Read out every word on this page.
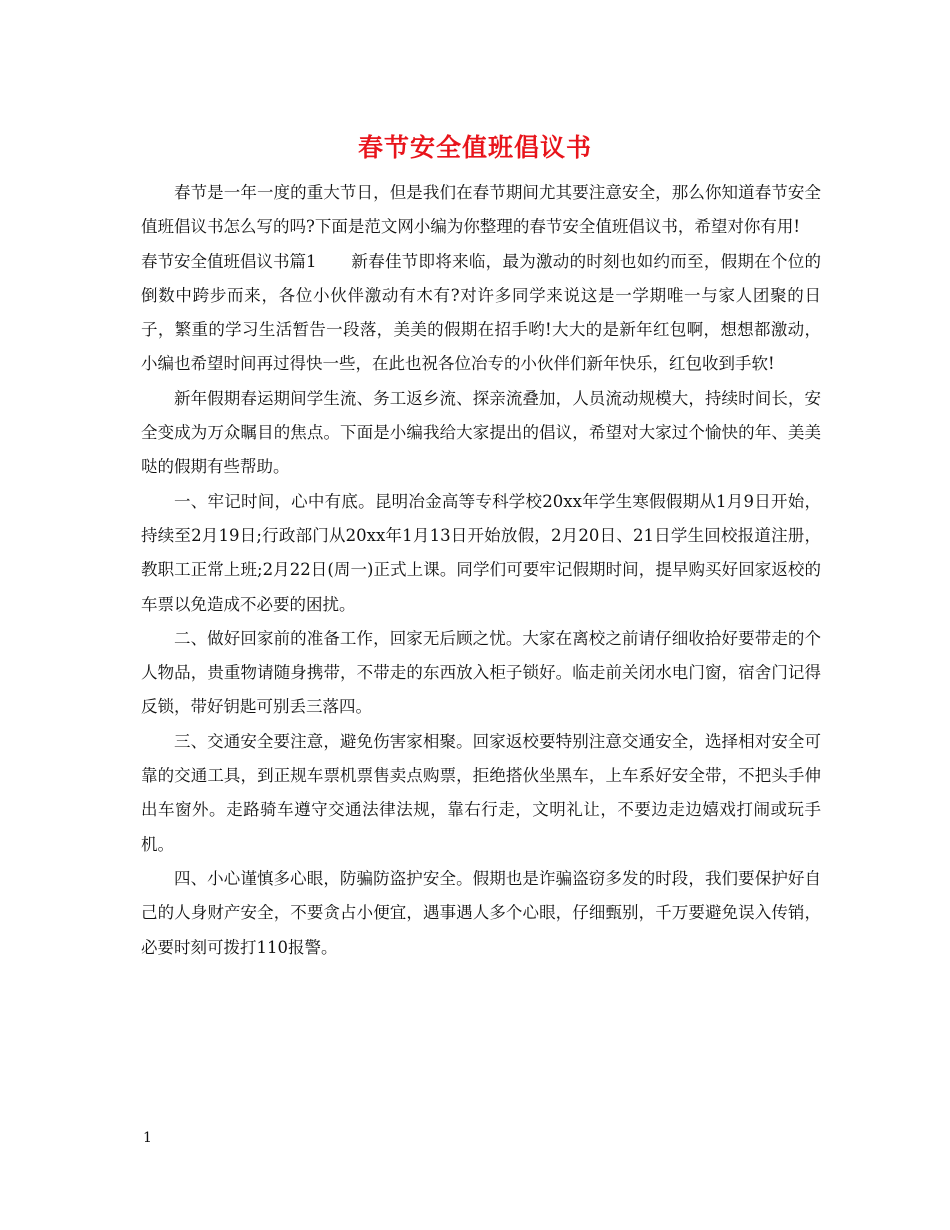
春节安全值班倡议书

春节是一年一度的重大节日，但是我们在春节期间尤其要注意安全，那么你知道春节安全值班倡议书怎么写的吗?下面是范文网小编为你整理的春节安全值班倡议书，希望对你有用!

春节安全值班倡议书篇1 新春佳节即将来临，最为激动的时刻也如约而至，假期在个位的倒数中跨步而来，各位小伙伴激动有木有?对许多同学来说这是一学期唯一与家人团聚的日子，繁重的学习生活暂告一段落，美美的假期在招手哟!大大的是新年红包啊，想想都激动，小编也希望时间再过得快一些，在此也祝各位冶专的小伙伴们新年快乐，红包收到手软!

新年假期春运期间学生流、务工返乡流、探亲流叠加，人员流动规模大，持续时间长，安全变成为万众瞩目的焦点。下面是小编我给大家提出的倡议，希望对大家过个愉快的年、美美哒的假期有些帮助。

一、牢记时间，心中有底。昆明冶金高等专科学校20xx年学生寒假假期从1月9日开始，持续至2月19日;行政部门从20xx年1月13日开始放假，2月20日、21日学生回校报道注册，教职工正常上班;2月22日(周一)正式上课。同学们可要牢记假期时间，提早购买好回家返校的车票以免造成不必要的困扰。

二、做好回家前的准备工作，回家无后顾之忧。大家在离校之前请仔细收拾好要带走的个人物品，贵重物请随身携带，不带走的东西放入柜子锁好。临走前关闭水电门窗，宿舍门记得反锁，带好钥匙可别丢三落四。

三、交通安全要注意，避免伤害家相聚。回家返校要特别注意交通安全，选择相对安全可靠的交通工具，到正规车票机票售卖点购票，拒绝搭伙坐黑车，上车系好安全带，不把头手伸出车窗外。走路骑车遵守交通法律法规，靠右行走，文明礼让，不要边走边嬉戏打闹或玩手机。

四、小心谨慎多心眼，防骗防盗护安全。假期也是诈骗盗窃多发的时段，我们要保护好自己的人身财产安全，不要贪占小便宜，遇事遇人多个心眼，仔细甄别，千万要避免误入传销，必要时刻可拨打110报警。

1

____________________

● **Your objective**
Would you return the data exactly as written, without the pictures?

● **The completed task**
Read out every word on this page.
春节安全值班倡议书

春节是一年一度的重大节日，但是我们在春节期间尤其要注意安全，那么你知道春节安全值班倡议书怎么写的吗?下面是范文网小编为你整理的春节安全值班倡议书，希望对你有用!

春节安全值班倡议书篇1 新春佳节即将来临，最为激动的时刻也如约而至，假期在个位的倒数中跨步而来，各位小伙伴激动有木有?对许多同学来说这是一学期唯一与家人团聚的日子，繁重的学习生活暂告一段落，美美的假期在招手哟!大大的是新年红包啊，想想都激动，小编也希望时间再过得快一些，在此也祝各位冶专的小伙伴们新年快乐，红包收到手软!

新年假期春运期间学生流、务工返乡流、探亲流叠加，人员流动规模大，持续时间长，安全变成为万众瞩目的焦点。下面是小编我给大家提出的倡议，希望对大家过个愉快的年、美美哒的假期有些帮助。

一、牢记时间，心中有底。昆明冶金高等专科学校20xx年学生寒假假期从1月9日开始，持续至2月19日;行政部门从20xx年1月13日开始放假，2月20日、21日学生回校报道注册，教职工正常上班;2月22日(周一)正式上课。同学们可要牢记假期时间，提早购买好回家返校的车票以免造成不必要的困扰。

二、做好回家前的准备工作，回家无后顾之忧。大家在离校之前请仔细收拾好要带走的个人物品，贵重物请随身携带，不带走的东西放入柜子锁好。临走前关闭水电门窗，宿舍门记得反锁，带好钥匙可别丢三落四。

三、交通安全要注意，避免伤害家相聚。回家返校要特别注意交通安全，选择相对安全可靠的交通工具，到正规车票机票售卖点购票，拒绝搭伙坐黑车，上车系好安全带，不把头手伸出车窗外。走路骑车遵守交通法律法规，靠右行走，文明礼让，不要边走边嬉戏打闹或玩手机。

四、小心谨慎多心眼，防骗防盗护安全。假期也是诈骗盗窃多发的时段，我们要保护好自己的人身财产安全，不要贪占小便宜，遇事遇人多个心眼，仔细甄别，千万要避免误入传销，必要时刻可拨打110报警。

1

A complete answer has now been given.